_Description of the task_.
Set the data down again, exactly as it reads, but without the pictures.

_Data to process_.
================================

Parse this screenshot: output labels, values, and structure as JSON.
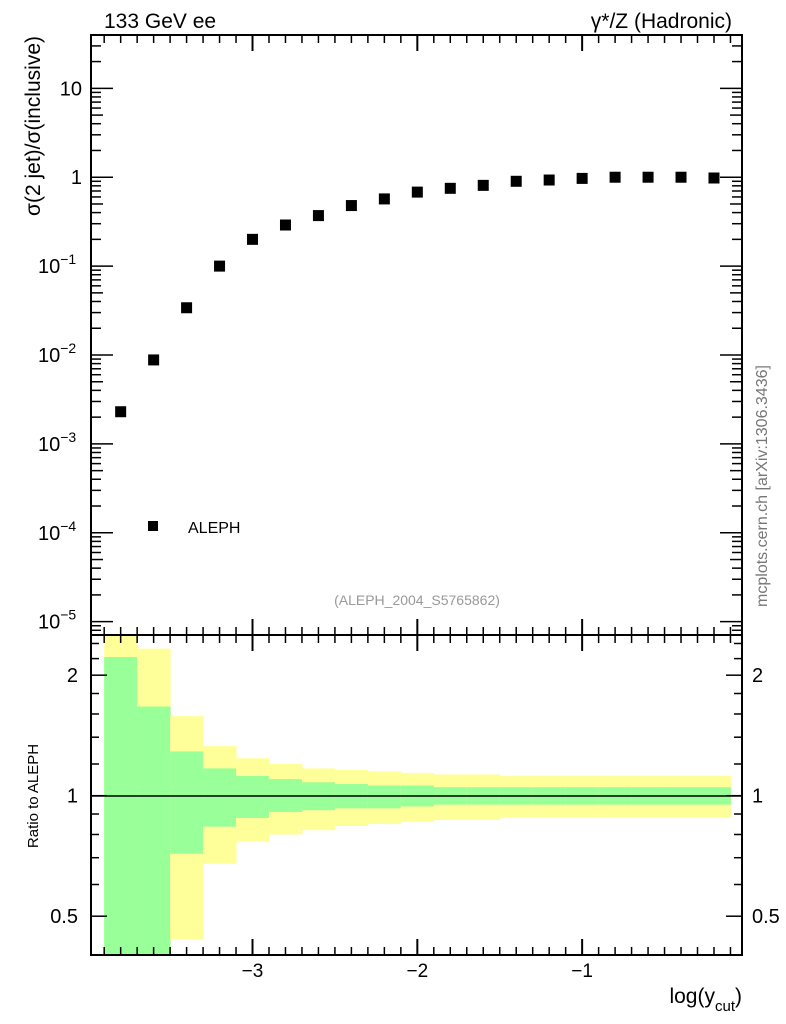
{
  "chart_data": [
    {
      "type": "scatter",
      "title_left": "133 GeV ee",
      "title_right": "γ*/Z (Hadronic)",
      "ylabel": "σ(2 jet)/σ(inclusive)",
      "xlabel": "",
      "yscale": "log",
      "xlim": [
        -3.98,
        -0.03
      ],
      "ylim_log10": [
        -5.15,
        1.6
      ],
      "y_ticks": [
        {
          "exp": 1,
          "label": "10"
        },
        {
          "exp": 0,
          "label": "1"
        },
        {
          "exp": -1,
          "label": "10",
          "sup": "−1"
        },
        {
          "exp": -2,
          "label": "10",
          "sup": "−2"
        },
        {
          "exp": -3,
          "label": "10",
          "sup": "−3"
        },
        {
          "exp": -4,
          "label": "10",
          "sup": "−4"
        },
        {
          "exp": -5,
          "label": "10",
          "sup": "−5"
        }
      ],
      "series": [
        {
          "name": "ALEPH",
          "color": "#000000",
          "x": [
            -3.8,
            -3.6,
            -3.4,
            -3.2,
            -3.0,
            -2.8,
            -2.6,
            -2.4,
            -2.2,
            -2.0,
            -1.8,
            -1.6,
            -1.4,
            -1.2,
            -1.0,
            -0.8,
            -0.6,
            -0.4,
            -0.2
          ],
          "y": [
            0.0023,
            0.0088,
            0.034,
            0.1,
            0.2,
            0.29,
            0.37,
            0.48,
            0.57,
            0.68,
            0.75,
            0.81,
            0.9,
            0.93,
            0.97,
            1.0,
            1.0,
            1.0,
            0.98
          ]
        }
      ],
      "legend": {
        "placement": "bottom-left",
        "entries": [
          "ALEPH"
        ]
      },
      "annotation": "(ALEPH_2004_S5765862)",
      "side_label": "mcplots.cern.ch [arXiv:1306.3436]"
    },
    {
      "type": "area",
      "ylabel": "Ratio to ALEPH",
      "xlabel": "log(y",
      "xlabel_sub": "cut",
      "xlabel_close": ")",
      "yscale": "log",
      "ylim": [
        0.4,
        2.52
      ],
      "y_ticks": [
        {
          "v": 2,
          "label": "2"
        },
        {
          "v": 1,
          "label": "1"
        },
        {
          "v": 0.5,
          "label": "0.5"
        }
      ],
      "x_ticks": [
        {
          "v": -3,
          "label": "−3"
        },
        {
          "v": -2,
          "label": "−2"
        },
        {
          "v": -1,
          "label": "−1"
        }
      ],
      "colors": {
        "outer": "#ffff99",
        "inner": "#99ff99"
      },
      "bin_edges": [
        -3.9,
        -3.7,
        -3.5,
        -3.3,
        -3.1,
        -2.9,
        -2.7,
        -2.5,
        -2.3,
        -2.1,
        -1.9,
        -1.7,
        -1.5,
        -1.3,
        -1.1,
        -0.9,
        -0.7,
        -0.5,
        -0.3,
        -0.1
      ],
      "outer_up": [
        2.8,
        2.33,
        1.58,
        1.33,
        1.24,
        1.2,
        1.17,
        1.16,
        1.15,
        1.14,
        1.13,
        1.13,
        1.12,
        1.12,
        1.12,
        1.12,
        1.12,
        1.12,
        1.12
      ],
      "inner_up": [
        2.22,
        1.67,
        1.29,
        1.17,
        1.12,
        1.1,
        1.08,
        1.07,
        1.06,
        1.06,
        1.05,
        1.05,
        1.05,
        1.05,
        1.05,
        1.05,
        1.05,
        1.05,
        1.05
      ],
      "inner_down": [
        0.2,
        0.2,
        0.716,
        0.837,
        0.88,
        0.91,
        0.92,
        0.93,
        0.93,
        0.94,
        0.95,
        0.95,
        0.95,
        0.95,
        0.95,
        0.95,
        0.95,
        0.95,
        0.95
      ],
      "outer_down": [
        0.2,
        0.2,
        0.437,
        0.676,
        0.77,
        0.8,
        0.82,
        0.84,
        0.85,
        0.86,
        0.87,
        0.87,
        0.88,
        0.88,
        0.88,
        0.88,
        0.88,
        0.88,
        0.88
      ],
      "reference_line": 1
    }
  ]
}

================================

_Full response_.
Parse this screenshot: output labels, values, and structure as JSON.
{
  "chart_data": [
    {
      "type": "scatter",
      "title_left": "133 GeV ee",
      "title_right": "γ*/Z (Hadronic)",
      "ylabel": "σ(2 jet)/σ(inclusive)",
      "xlabel": "",
      "yscale": "log",
      "xlim": [
        -3.98,
        -0.03
      ],
      "ylim_log10": [
        -5.15,
        1.6
      ],
      "y_ticks": [
        {
          "exp": 1,
          "label": "10"
        },
        {
          "exp": 0,
          "label": "1"
        },
        {
          "exp": -1,
          "label": "10",
          "sup": "−1"
        },
        {
          "exp": -2,
          "label": "10",
          "sup": "−2"
        },
        {
          "exp": -3,
          "label": "10",
          "sup": "−3"
        },
        {
          "exp": -4,
          "label": "10",
          "sup": "−4"
        },
        {
          "exp": -5,
          "label": "10",
          "sup": "−5"
        }
      ],
      "series": [
        {
          "name": "ALEPH",
          "color": "#000000",
          "x": [
            -3.8,
            -3.6,
            -3.4,
            -3.2,
            -3.0,
            -2.8,
            -2.6,
            -2.4,
            -2.2,
            -2.0,
            -1.8,
            -1.6,
            -1.4,
            -1.2,
            -1.0,
            -0.8,
            -0.6,
            -0.4,
            -0.2
          ],
          "y": [
            0.0023,
            0.0088,
            0.034,
            0.1,
            0.2,
            0.29,
            0.37,
            0.48,
            0.57,
            0.68,
            0.75,
            0.81,
            0.9,
            0.93,
            0.97,
            1.0,
            1.0,
            1.0,
            0.98
          ]
        }
      ],
      "legend": {
        "placement": "bottom-left",
        "entries": [
          "ALEPH"
        ]
      },
      "annotation": "(ALEPH_2004_S5765862)",
      "side_label": "mcplots.cern.ch [arXiv:1306.3436]"
    },
    {
      "type": "area",
      "ylabel": "Ratio to ALEPH",
      "xlabel": "log(y",
      "xlabel_sub": "cut",
      "xlabel_close": ")",
      "yscale": "log",
      "ylim": [
        0.4,
        2.52
      ],
      "y_ticks": [
        {
          "v": 2,
          "label": "2"
        },
        {
          "v": 1,
          "label": "1"
        },
        {
          "v": 0.5,
          "label": "0.5"
        }
      ],
      "x_ticks": [
        {
          "v": -3,
          "label": "−3"
        },
        {
          "v": -2,
          "label": "−2"
        },
        {
          "v": -1,
          "label": "−1"
        }
      ],
      "colors": {
        "outer": "#ffff99",
        "inner": "#99ff99"
      },
      "bin_edges": [
        -3.9,
        -3.7,
        -3.5,
        -3.3,
        -3.1,
        -2.9,
        -2.7,
        -2.5,
        -2.3,
        -2.1,
        -1.9,
        -1.7,
        -1.5,
        -1.3,
        -1.1,
        -0.9,
        -0.7,
        -0.5,
        -0.3,
        -0.1
      ],
      "outer_up": [
        2.8,
        2.33,
        1.58,
        1.33,
        1.24,
        1.2,
        1.17,
        1.16,
        1.15,
        1.14,
        1.13,
        1.13,
        1.12,
        1.12,
        1.12,
        1.12,
        1.12,
        1.12,
        1.12
      ],
      "inner_up": [
        2.22,
        1.67,
        1.29,
        1.17,
        1.12,
        1.1,
        1.08,
        1.07,
        1.06,
        1.06,
        1.05,
        1.05,
        1.05,
        1.05,
        1.05,
        1.05,
        1.05,
        1.05,
        1.05
      ],
      "inner_down": [
        0.2,
        0.2,
        0.716,
        0.837,
        0.88,
        0.91,
        0.92,
        0.93,
        0.93,
        0.94,
        0.95,
        0.95,
        0.95,
        0.95,
        0.95,
        0.95,
        0.95,
        0.95,
        0.95
      ],
      "outer_down": [
        0.2,
        0.2,
        0.437,
        0.676,
        0.77,
        0.8,
        0.82,
        0.84,
        0.85,
        0.86,
        0.87,
        0.87,
        0.88,
        0.88,
        0.88,
        0.88,
        0.88,
        0.88,
        0.88
      ],
      "reference_line": 1
    }
  ]
}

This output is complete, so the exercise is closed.